- The task -
Reproduce every entry in the listing without alteration.

- The records -
★ ★ ★ ★ ★ ★ ★

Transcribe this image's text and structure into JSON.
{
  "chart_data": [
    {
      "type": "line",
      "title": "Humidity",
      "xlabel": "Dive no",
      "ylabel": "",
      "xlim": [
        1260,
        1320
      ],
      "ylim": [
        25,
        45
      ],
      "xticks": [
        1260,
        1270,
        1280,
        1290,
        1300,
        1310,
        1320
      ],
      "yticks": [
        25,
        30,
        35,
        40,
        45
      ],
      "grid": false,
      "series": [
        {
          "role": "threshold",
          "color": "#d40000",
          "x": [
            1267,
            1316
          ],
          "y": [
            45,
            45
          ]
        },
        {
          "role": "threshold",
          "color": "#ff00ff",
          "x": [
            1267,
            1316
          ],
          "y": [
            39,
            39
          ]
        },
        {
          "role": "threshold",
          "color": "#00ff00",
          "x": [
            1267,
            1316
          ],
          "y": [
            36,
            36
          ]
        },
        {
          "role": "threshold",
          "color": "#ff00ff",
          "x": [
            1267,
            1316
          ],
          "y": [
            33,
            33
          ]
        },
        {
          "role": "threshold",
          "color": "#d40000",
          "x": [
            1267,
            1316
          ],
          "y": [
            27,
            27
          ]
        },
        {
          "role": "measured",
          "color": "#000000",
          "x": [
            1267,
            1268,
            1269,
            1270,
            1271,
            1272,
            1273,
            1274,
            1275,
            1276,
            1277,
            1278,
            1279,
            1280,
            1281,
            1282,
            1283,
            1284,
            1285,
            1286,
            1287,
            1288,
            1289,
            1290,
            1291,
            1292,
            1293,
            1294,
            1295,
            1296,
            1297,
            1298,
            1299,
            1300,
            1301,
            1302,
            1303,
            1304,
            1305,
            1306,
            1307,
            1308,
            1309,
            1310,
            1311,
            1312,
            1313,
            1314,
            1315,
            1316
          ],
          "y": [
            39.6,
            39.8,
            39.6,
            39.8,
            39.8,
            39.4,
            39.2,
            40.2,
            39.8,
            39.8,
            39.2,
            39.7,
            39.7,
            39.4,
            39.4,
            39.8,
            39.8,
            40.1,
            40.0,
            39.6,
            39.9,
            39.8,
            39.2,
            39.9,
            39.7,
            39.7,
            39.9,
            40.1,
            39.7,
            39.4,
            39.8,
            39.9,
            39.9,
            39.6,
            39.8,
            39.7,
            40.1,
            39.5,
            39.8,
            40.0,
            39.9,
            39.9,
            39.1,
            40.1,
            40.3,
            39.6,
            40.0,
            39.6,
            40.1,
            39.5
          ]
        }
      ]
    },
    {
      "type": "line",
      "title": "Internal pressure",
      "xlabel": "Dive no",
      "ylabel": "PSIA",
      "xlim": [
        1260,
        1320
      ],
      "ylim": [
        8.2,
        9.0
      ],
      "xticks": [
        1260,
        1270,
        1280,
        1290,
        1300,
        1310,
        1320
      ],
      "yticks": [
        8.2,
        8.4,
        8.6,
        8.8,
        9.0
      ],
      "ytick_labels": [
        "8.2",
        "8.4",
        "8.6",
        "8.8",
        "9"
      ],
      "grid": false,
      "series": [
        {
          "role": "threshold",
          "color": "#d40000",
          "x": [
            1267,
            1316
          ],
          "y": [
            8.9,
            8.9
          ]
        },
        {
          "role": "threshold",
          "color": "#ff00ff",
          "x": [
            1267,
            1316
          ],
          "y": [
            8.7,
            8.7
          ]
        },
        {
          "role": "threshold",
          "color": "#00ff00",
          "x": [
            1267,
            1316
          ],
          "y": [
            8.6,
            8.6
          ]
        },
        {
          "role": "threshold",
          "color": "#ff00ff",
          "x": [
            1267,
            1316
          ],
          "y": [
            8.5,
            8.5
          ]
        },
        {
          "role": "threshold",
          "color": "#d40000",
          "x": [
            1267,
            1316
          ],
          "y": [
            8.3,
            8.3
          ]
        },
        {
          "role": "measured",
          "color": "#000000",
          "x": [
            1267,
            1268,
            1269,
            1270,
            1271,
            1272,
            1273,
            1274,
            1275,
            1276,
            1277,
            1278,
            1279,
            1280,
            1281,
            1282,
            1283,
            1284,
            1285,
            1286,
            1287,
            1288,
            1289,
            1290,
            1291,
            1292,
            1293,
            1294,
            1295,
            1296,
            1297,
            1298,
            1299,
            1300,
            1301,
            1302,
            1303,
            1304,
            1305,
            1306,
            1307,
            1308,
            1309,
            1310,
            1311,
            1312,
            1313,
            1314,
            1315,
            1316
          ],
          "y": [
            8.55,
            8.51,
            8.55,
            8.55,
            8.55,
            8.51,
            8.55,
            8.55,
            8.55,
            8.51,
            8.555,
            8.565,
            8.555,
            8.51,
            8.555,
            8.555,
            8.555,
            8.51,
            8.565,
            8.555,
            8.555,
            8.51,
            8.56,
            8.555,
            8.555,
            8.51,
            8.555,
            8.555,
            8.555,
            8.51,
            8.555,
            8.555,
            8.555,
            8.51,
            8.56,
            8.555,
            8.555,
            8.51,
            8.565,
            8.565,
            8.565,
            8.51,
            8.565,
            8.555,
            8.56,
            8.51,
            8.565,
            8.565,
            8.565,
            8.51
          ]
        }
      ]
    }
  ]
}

★ ★ ★ ★ ★ ★ ★

- Solution to the exercise -
Transcribe this image's text and structure into JSON.
{
  "chart_data": [
    {
      "type": "line",
      "title": "Humidity",
      "xlabel": "Dive no",
      "ylabel": "",
      "xlim": [
        1260,
        1320
      ],
      "ylim": [
        25,
        45
      ],
      "xticks": [
        1260,
        1270,
        1280,
        1290,
        1300,
        1310,
        1320
      ],
      "yticks": [
        25,
        30,
        35,
        40,
        45
      ],
      "grid": false,
      "series": [
        {
          "role": "threshold",
          "color": "#d40000",
          "x": [
            1267,
            1316
          ],
          "y": [
            45,
            45
          ]
        },
        {
          "role": "threshold",
          "color": "#ff00ff",
          "x": [
            1267,
            1316
          ],
          "y": [
            39,
            39
          ]
        },
        {
          "role": "threshold",
          "color": "#00ff00",
          "x": [
            1267,
            1316
          ],
          "y": [
            36,
            36
          ]
        },
        {
          "role": "threshold",
          "color": "#ff00ff",
          "x": [
            1267,
            1316
          ],
          "y": [
            33,
            33
          ]
        },
        {
          "role": "threshold",
          "color": "#d40000",
          "x": [
            1267,
            1316
          ],
          "y": [
            27,
            27
          ]
        },
        {
          "role": "measured",
          "color": "#000000",
          "x": [
            1267,
            1268,
            1269,
            1270,
            1271,
            1272,
            1273,
            1274,
            1275,
            1276,
            1277,
            1278,
            1279,
            1280,
            1281,
            1282,
            1283,
            1284,
            1285,
            1286,
            1287,
            1288,
            1289,
            1290,
            1291,
            1292,
            1293,
            1294,
            1295,
            1296,
            1297,
            1298,
            1299,
            1300,
            1301,
            1302,
            1303,
            1304,
            1305,
            1306,
            1307,
            1308,
            1309,
            1310,
            1311,
            1312,
            1313,
            1314,
            1315,
            1316
          ],
          "y": [
            39.6,
            39.8,
            39.6,
            39.8,
            39.8,
            39.4,
            39.2,
            40.2,
            39.8,
            39.8,
            39.2,
            39.7,
            39.7,
            39.4,
            39.4,
            39.8,
            39.8,
            40.1,
            40.0,
            39.6,
            39.9,
            39.8,
            39.2,
            39.9,
            39.7,
            39.7,
            39.9,
            40.1,
            39.7,
            39.4,
            39.8,
            39.9,
            39.9,
            39.6,
            39.8,
            39.7,
            40.1,
            39.5,
            39.8,
            40.0,
            39.9,
            39.9,
            39.1,
            40.1,
            40.3,
            39.6,
            40.0,
            39.6,
            40.1,
            39.5
          ]
        }
      ]
    },
    {
      "type": "line",
      "title": "Internal pressure",
      "xlabel": "Dive no",
      "ylabel": "PSIA",
      "xlim": [
        1260,
        1320
      ],
      "ylim": [
        8.2,
        9.0
      ],
      "xticks": [
        1260,
        1270,
        1280,
        1290,
        1300,
        1310,
        1320
      ],
      "yticks": [
        8.2,
        8.4,
        8.6,
        8.8,
        9.0
      ],
      "ytick_labels": [
        "8.2",
        "8.4",
        "8.6",
        "8.8",
        "9"
      ],
      "grid": false,
      "series": [
        {
          "role": "threshold",
          "color": "#d40000",
          "x": [
            1267,
            1316
          ],
          "y": [
            8.9,
            8.9
          ]
        },
        {
          "role": "threshold",
          "color": "#ff00ff",
          "x": [
            1267,
            1316
          ],
          "y": [
            8.7,
            8.7
          ]
        },
        {
          "role": "threshold",
          "color": "#00ff00",
          "x": [
            1267,
            1316
          ],
          "y": [
            8.6,
            8.6
          ]
        },
        {
          "role": "threshold",
          "color": "#ff00ff",
          "x": [
            1267,
            1316
          ],
          "y": [
            8.5,
            8.5
          ]
        },
        {
          "role": "threshold",
          "color": "#d40000",
          "x": [
            1267,
            1316
          ],
          "y": [
            8.3,
            8.3
          ]
        },
        {
          "role": "measured",
          "color": "#000000",
          "x": [
            1267,
            1268,
            1269,
            1270,
            1271,
            1272,
            1273,
            1274,
            1275,
            1276,
            1277,
            1278,
            1279,
            1280,
            1281,
            1282,
            1283,
            1284,
            1285,
            1286,
            1287,
            1288,
            1289,
            1290,
            1291,
            1292,
            1293,
            1294,
            1295,
            1296,
            1297,
            1298,
            1299,
            1300,
            1301,
            1302,
            1303,
            1304,
            1305,
            1306,
            1307,
            1308,
            1309,
            1310,
            1311,
            1312,
            1313,
            1314,
            1315,
            1316
          ],
          "y": [
            8.55,
            8.51,
            8.55,
            8.55,
            8.55,
            8.51,
            8.55,
            8.55,
            8.55,
            8.51,
            8.555,
            8.565,
            8.555,
            8.51,
            8.555,
            8.555,
            8.555,
            8.51,
            8.565,
            8.555,
            8.555,
            8.51,
            8.56,
            8.555,
            8.555,
            8.51,
            8.555,
            8.555,
            8.555,
            8.51,
            8.555,
            8.555,
            8.555,
            8.51,
            8.56,
            8.555,
            8.555,
            8.51,
            8.565,
            8.565,
            8.565,
            8.51,
            8.565,
            8.555,
            8.56,
            8.51,
            8.565,
            8.565,
            8.565,
            8.51
          ]
        }
      ]
    }
  ]
}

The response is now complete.